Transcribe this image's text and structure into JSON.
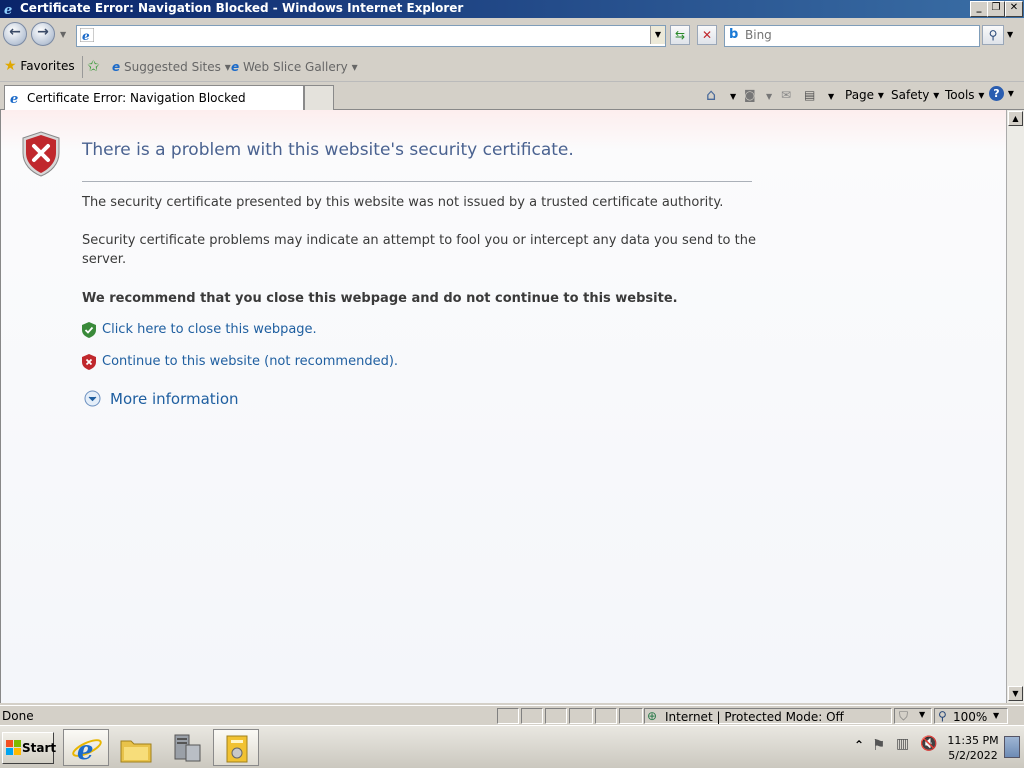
{
  "window": {
    "title": "Certificate Error: Navigation Blocked - Windows Internet Explorer"
  },
  "navbar": {
    "address_value": "",
    "search_placeholder": "Bing"
  },
  "favorites_bar": {
    "favorites_label": "Favorites",
    "items": [
      {
        "label": "Suggested Sites"
      },
      {
        "label": "Web Slice Gallery"
      }
    ]
  },
  "tabs": [
    {
      "label": "Certificate Error: Navigation Blocked"
    }
  ],
  "command_bar": {
    "page_label": "Page",
    "safety_label": "Safety",
    "tools_label": "Tools"
  },
  "content": {
    "heading": "There is a problem with this website's security certificate.",
    "paragraph1": "The security certificate presented by this website was not issued by a trusted certificate authority.",
    "paragraph2_line1": "Security certificate problems may indicate an attempt to fool you or intercept any data you send to the",
    "paragraph2_line2": "server.",
    "recommendation": "We recommend that you close this webpage and do not continue to this website.",
    "close_link": "Click here to close this webpage.",
    "continue_link": "Continue to this website (not recommended).",
    "more_info": "More information"
  },
  "statusbar": {
    "status_text": "Done",
    "zone_text": "Internet | Protected Mode: Off",
    "zoom_text": "100%"
  },
  "taskbar": {
    "start_label": "Start",
    "time": "11:35 PM",
    "date": "5/2/2022"
  },
  "colors": {
    "heading": "#4a6290",
    "link": "#1f5fa0",
    "shield_red": "#c0282d",
    "shield_green": "#3a8a3a"
  }
}
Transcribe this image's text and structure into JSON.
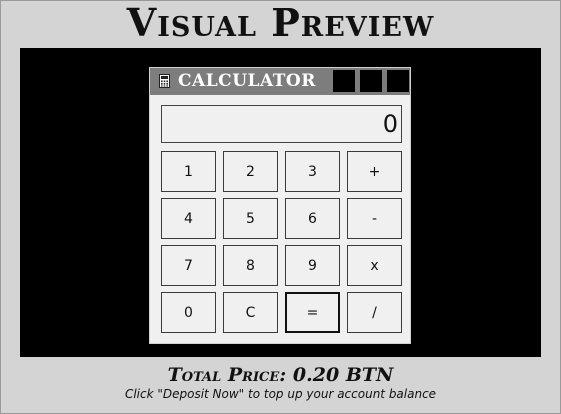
{
  "page": {
    "heading": "Visual Preview"
  },
  "calculator": {
    "title": "CALCULATOR",
    "icon": "calculator-icon",
    "window_buttons": [
      "minimize",
      "maximize",
      "close"
    ],
    "display_value": "0",
    "keys": [
      {
        "label": "1",
        "id": "key-1"
      },
      {
        "label": "2",
        "id": "key-2"
      },
      {
        "label": "3",
        "id": "key-3"
      },
      {
        "label": "+",
        "id": "key-plus"
      },
      {
        "label": "4",
        "id": "key-4"
      },
      {
        "label": "5",
        "id": "key-5"
      },
      {
        "label": "6",
        "id": "key-6"
      },
      {
        "label": "-",
        "id": "key-minus"
      },
      {
        "label": "7",
        "id": "key-7"
      },
      {
        "label": "8",
        "id": "key-8"
      },
      {
        "label": "9",
        "id": "key-9"
      },
      {
        "label": "x",
        "id": "key-multiply"
      },
      {
        "label": "0",
        "id": "key-0"
      },
      {
        "label": "C",
        "id": "key-clear"
      },
      {
        "label": "=",
        "id": "key-equals"
      },
      {
        "label": "/",
        "id": "key-divide"
      }
    ]
  },
  "footer": {
    "price": "Total Price: 0.20 BTN",
    "hint": "Click \"Deposit Now\" to top up your account balance"
  }
}
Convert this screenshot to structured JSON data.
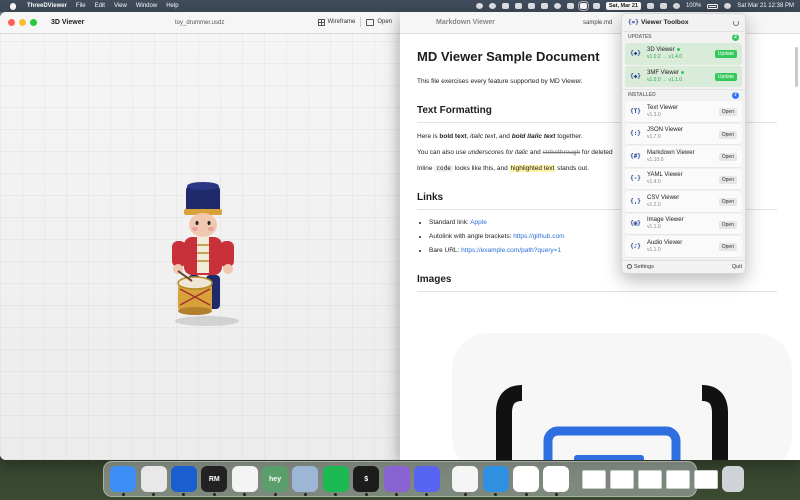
{
  "menubar": {
    "app_name": "ThreeDViewer",
    "menus": [
      "File",
      "Edit",
      "View",
      "Window",
      "Help"
    ],
    "battery": "100%",
    "date_badge": "Sat, Mar 21",
    "clock": "Sat Mar 21  12:38 PM"
  },
  "viewer3d": {
    "title": "3D Viewer",
    "document": "toy_drummer.usdz",
    "wireframe_label": "Wireframe",
    "open_label": "Open"
  },
  "markdown": {
    "title": "Markdown Viewer",
    "document": "sample.md",
    "h1": "MD Viewer Sample Document",
    "intro": "This file exercises every feature supported by MD Viewer.",
    "formatting": {
      "heading": "Text Formatting",
      "line1_a": "Here is ",
      "line1_bold": "bold text",
      "line1_b": ", ",
      "line1_italic": "italic text",
      "line1_c": ", and ",
      "line1_bolditalic": "bold italic text",
      "line1_d": " together.",
      "line2_a": "You can also use ",
      "line2_italic": "underscores for italic",
      "line2_b": " and ",
      "line2_strike": "strikethrough",
      "line2_c": " for deleted",
      "line3_a": "Inline ",
      "line3_code": "code",
      "line3_b": " looks like this, and ",
      "line3_highlight": "highlighted text",
      "line3_c": " stands out."
    },
    "links": {
      "heading": "Links",
      "items": [
        {
          "label": "Standard link: ",
          "link": "Apple"
        },
        {
          "label": "Autolink with angle brackets: ",
          "link": "https://github.com"
        },
        {
          "label": "Bare URL: ",
          "link": "https://example.com/path?query=1"
        }
      ]
    },
    "images_heading": "Images"
  },
  "toolbox": {
    "title": "Viewer Toolbox",
    "updates_label": "UPDATES",
    "updates_count": "2",
    "installed_label": "INSTALLED",
    "installed_count": "7",
    "update_button": "Update",
    "open_button": "Open",
    "updates": [
      {
        "name": "3D Viewer",
        "version": "v1.0.2 → v1.4.0"
      },
      {
        "name": "3MF Viewer",
        "version": "v1.0.0 → v1.1.0"
      }
    ],
    "installed": [
      {
        "name": "Text Viewer",
        "version": "v1.3.0"
      },
      {
        "name": "JSON Viewer",
        "version": "v1.7.0"
      },
      {
        "name": "Markdown Viewer",
        "version": "v1.10.0"
      },
      {
        "name": "YAML Viewer",
        "version": "v1.4.0"
      },
      {
        "name": "CSV Viewer",
        "version": "v1.2.0"
      },
      {
        "name": "Image Viewer",
        "version": "v1.1.0"
      },
      {
        "name": "Audio Viewer",
        "version": "v1.1.0"
      }
    ],
    "settings_label": "Settings",
    "quit_label": "Quit"
  },
  "dock": {
    "apps": [
      {
        "icon": "finder-icon",
        "color": "#3e8ef7"
      },
      {
        "icon": "chrome-icon",
        "color": "#e8e8e8"
      },
      {
        "icon": "1password-icon",
        "color": "#1a5fd0"
      },
      {
        "icon": "rubymine-icon",
        "color": "#222222",
        "text": "RM"
      },
      {
        "icon": "slack-icon",
        "color": "#f4f4f4"
      },
      {
        "icon": "hey-icon",
        "color": "#5a9e6b",
        "text": "hey"
      },
      {
        "icon": "preview-icon",
        "color": "#9db6d6"
      },
      {
        "icon": "spotify-icon",
        "color": "#1db954"
      },
      {
        "icon": "terminal-icon",
        "color": "#1c1c1c",
        "text": "$"
      },
      {
        "icon": "arc-icon",
        "color": "#8a63d2"
      },
      {
        "icon": "discord-icon",
        "color": "#5865f2"
      }
    ],
    "apps2": [
      {
        "icon": "chatgpt-icon",
        "color": "#f5f5f5"
      },
      {
        "icon": "markdown-viewer-icon",
        "color": "#2f8fe0"
      },
      {
        "icon": "toolbox-icon",
        "color": "#ffffff"
      },
      {
        "icon": "3d-viewer-icon",
        "color": "#ffffff"
      }
    ]
  }
}
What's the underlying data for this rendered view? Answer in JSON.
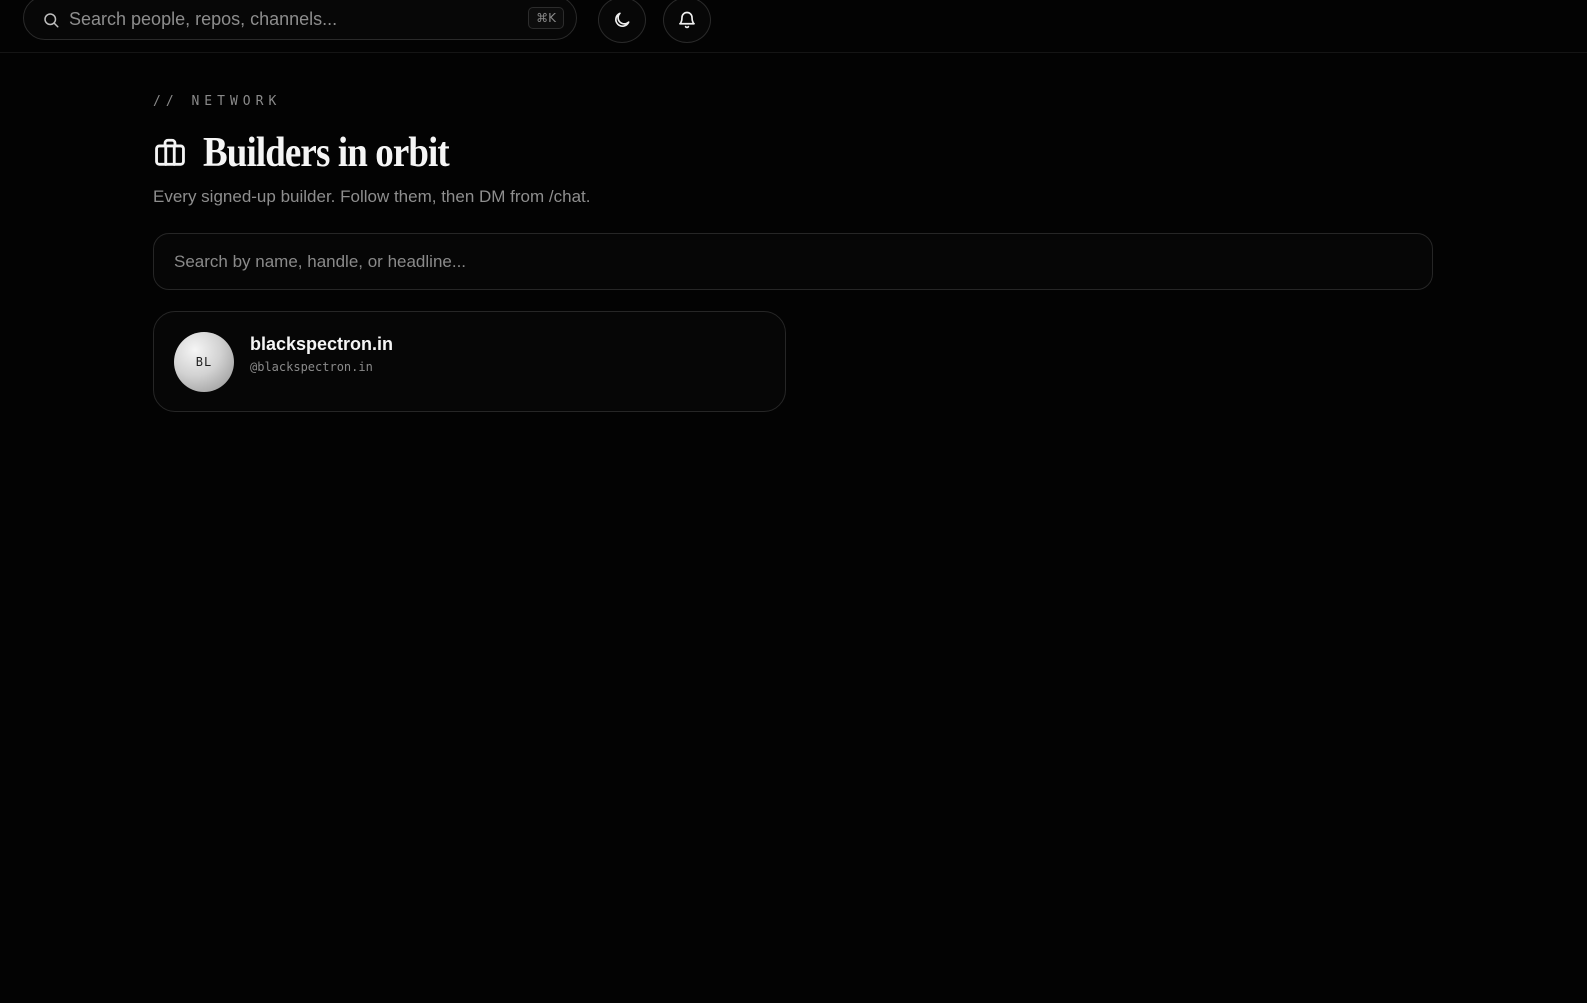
{
  "topbar": {
    "search": {
      "placeholder": "Search people, repos, channels...",
      "value": "",
      "shortcut": "⌘K"
    },
    "icons": {
      "search": "search-icon",
      "theme": "moon-icon",
      "notifications": "bell-icon"
    }
  },
  "header": {
    "eyebrow": "// NETWORK",
    "title_icon": "briefcase-icon",
    "title": "Builders in orbit",
    "subtitle": "Every signed-up builder. Follow them, then DM from /chat."
  },
  "people_search": {
    "placeholder": "Search by name, handle, or headline...",
    "value": ""
  },
  "people": [
    {
      "initials": "BL",
      "name": "blackspectron.in",
      "handle": "@blackspectron.in"
    }
  ],
  "colors": {
    "background": "#030303",
    "border": "#262626",
    "muted_text": "#8a8a8a",
    "primary_text": "#f5f5f5"
  }
}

+++++

- [What is asked] Exclude the pictures and repeat every other part of the records word for word.

- [The answer]
Transcribe this image's text and structure into JSON.
{
  "window": {
    "title": "Certificate Error: Navigation Blocked - Windows Internet Explorer"
  },
  "navbar": {
    "address_value": "",
    "search_placeholder": "Bing"
  },
  "favorites_bar": {
    "favorites_label": "Favorites",
    "items": [
      {
        "label": "Suggested Sites"
      },
      {
        "label": "Web Slice Gallery"
      }
    ]
  },
  "tabs": [
    {
      "label": "Certificate Error: Navigation Blocked"
    }
  ],
  "command_bar": {
    "page_label": "Page",
    "safety_label": "Safety",
    "tools_label": "Tools"
  },
  "content": {
    "heading": "There is a problem with this website's security certificate.",
    "paragraph1": "The security certificate presented by this website was not issued by a trusted certificate authority.",
    "paragraph2_line1": "Security certificate problems may indicate an attempt to fool you or intercept any data you send to the",
    "paragraph2_line2": "server.",
    "recommendation": "We recommend that you close this webpage and do not continue to this website.",
    "close_link": "Click here to close this webpage.",
    "continue_link": "Continue to this website (not recommended).",
    "more_info": "More information"
  },
  "statusbar": {
    "status_text": "Done",
    "zone_text": "Internet | Protected Mode: Off",
    "zoom_text": "100%"
  },
  "taskbar": {
    "start_label": "Start",
    "time": "11:35 PM",
    "date": "5/2/2022"
  },
  "colors": {
    "heading": "#4a6290",
    "link": "#1f5fa0",
    "shield_red": "#c0282d",
    "shield_green": "#3a8a3a"
  }
}
Transcribe this image's text and structure into JSON.
{
  "page": {
    "heading": "Visual Preview"
  },
  "calculator": {
    "title": "CALCULATOR",
    "icon": "calculator-icon",
    "window_buttons": [
      "minimize",
      "maximize",
      "close"
    ],
    "display_value": "0",
    "keys": [
      {
        "label": "1",
        "id": "key-1"
      },
      {
        "label": "2",
        "id": "key-2"
      },
      {
        "label": "3",
        "id": "key-3"
      },
      {
        "label": "+",
        "id": "key-plus"
      },
      {
        "label": "4",
        "id": "key-4"
      },
      {
        "label": "5",
        "id": "key-5"
      },
      {
        "label": "6",
        "id": "key-6"
      },
      {
        "label": "-",
        "id": "key-minus"
      },
      {
        "label": "7",
        "id": "key-7"
      },
      {
        "label": "8",
        "id": "key-8"
      },
      {
        "label": "9",
        "id": "key-9"
      },
      {
        "label": "x",
        "id": "key-multiply"
      },
      {
        "label": "0",
        "id": "key-0"
      },
      {
        "label": "C",
        "id": "key-clear"
      },
      {
        "label": "=",
        "id": "key-equals"
      },
      {
        "label": "/",
        "id": "key-divide"
      }
    ]
  },
  "footer": {
    "price": "Total Price: 0.20 BTN",
    "hint": "Click \"Deposit Now\" to top up your account balance"
  }
}
Convert this screenshot to structured JSON data.
{
  "menubar": {
    "app_name": "ThreeDViewer",
    "menus": [
      "File",
      "Edit",
      "View",
      "Window",
      "Help"
    ],
    "battery": "100%",
    "date_badge": "Sat, Mar 21",
    "clock": "Sat Mar 21  12:38 PM"
  },
  "viewer3d": {
    "title": "3D Viewer",
    "document": "toy_drummer.usdz",
    "wireframe_label": "Wireframe",
    "open_label": "Open"
  },
  "markdown": {
    "title": "Markdown Viewer",
    "document": "sample.md",
    "h1": "MD Viewer Sample Document",
    "intro": "This file exercises every feature supported by MD Viewer.",
    "formatting": {
      "heading": "Text Formatting",
      "line1_a": "Here is ",
      "line1_bold": "bold text",
      "line1_b": ", ",
      "line1_italic": "italic text",
      "line1_c": ", and ",
      "line1_bolditalic": "bold italic text",
      "line1_d": " together.",
      "line2_a": "You can also use ",
      "line2_italic": "underscores for italic",
      "line2_b": " and ",
      "line2_strike": "strikethrough",
      "line2_c": " for deleted",
      "line3_a": "Inline ",
      "line3_code": "code",
      "line3_b": " looks like this, and ",
      "line3_highlight": "highlighted text",
      "line3_c": " stands out."
    },
    "links": {
      "heading": "Links",
      "items": [
        {
          "label": "Standard link: ",
          "link": "Apple"
        },
        {
          "label": "Autolink with angle brackets: ",
          "link": "https://github.com"
        },
        {
          "label": "Bare URL: ",
          "link": "https://example.com/path?query=1"
        }
      ]
    },
    "images_heading": "Images"
  },
  "toolbox": {
    "title": "Viewer Toolbox",
    "updates_label": "UPDATES",
    "updates_count": "2",
    "installed_label": "INSTALLED",
    "installed_count": "7",
    "update_button": "Update",
    "open_button": "Open",
    "updates": [
      {
        "name": "3D Viewer",
        "version": "v1.0.2 → v1.4.0"
      },
      {
        "name": "3MF Viewer",
        "version": "v1.0.0 → v1.1.0"
      }
    ],
    "installed": [
      {
        "name": "Text Viewer",
        "version": "v1.3.0"
      },
      {
        "name": "JSON Viewer",
        "version": "v1.7.0"
      },
      {
        "name": "Markdown Viewer",
        "version": "v1.10.0"
      },
      {
        "name": "YAML Viewer",
        "version": "v1.4.0"
      },
      {
        "name": "CSV Viewer",
        "version": "v1.2.0"
      },
      {
        "name": "Image Viewer",
        "version": "v1.1.0"
      },
      {
        "name": "Audio Viewer",
        "version": "v1.1.0"
      }
    ],
    "settings_label": "Settings",
    "quit_label": "Quit"
  },
  "dock": {
    "apps": [
      {
        "icon": "finder-icon",
        "color": "#3e8ef7"
      },
      {
        "icon": "chrome-icon",
        "color": "#e8e8e8"
      },
      {
        "icon": "1password-icon",
        "color": "#1a5fd0"
      },
      {
        "icon": "rubymine-icon",
        "color": "#222222",
        "text": "RM"
      },
      {
        "icon": "slack-icon",
        "color": "#f4f4f4"
      },
      {
        "icon": "hey-icon",
        "color": "#5a9e6b",
        "text": "hey"
      },
      {
        "icon": "preview-icon",
        "color": "#9db6d6"
      },
      {
        "icon": "spotify-icon",
        "color": "#1db954"
      },
      {
        "icon": "terminal-icon",
        "color": "#1c1c1c",
        "text": "$"
      },
      {
        "icon": "arc-icon",
        "color": "#8a63d2"
      },
      {
        "icon": "discord-icon",
        "color": "#5865f2"
      }
    ],
    "apps2": [
      {
        "icon": "chatgpt-icon",
        "color": "#f5f5f5"
      },
      {
        "icon": "markdown-viewer-icon",
        "color": "#2f8fe0"
      },
      {
        "icon": "toolbox-icon",
        "color": "#ffffff"
      },
      {
        "icon": "3d-viewer-icon",
        "color": "#ffffff"
      }
    ]
  }
}
What's the underlying data for this rendered view? Answer in JSON.
{
  "topbar": {
    "search": {
      "placeholder": "Search people, repos, channels...",
      "value": "",
      "shortcut": "⌘K"
    },
    "icons": {
      "search": "search-icon",
      "theme": "moon-icon",
      "notifications": "bell-icon"
    }
  },
  "header": {
    "eyebrow": "// NETWORK",
    "title_icon": "briefcase-icon",
    "title": "Builders in orbit",
    "subtitle": "Every signed-up builder. Follow them, then DM from /chat."
  },
  "people_search": {
    "placeholder": "Search by name, handle, or headline...",
    "value": ""
  },
  "people": [
    {
      "initials": "BL",
      "name": "blackspectron.in",
      "handle": "@blackspectron.in"
    }
  ],
  "colors": {
    "background": "#030303",
    "border": "#262626",
    "muted_text": "#8a8a8a",
    "primary_text": "#f5f5f5"
  }
}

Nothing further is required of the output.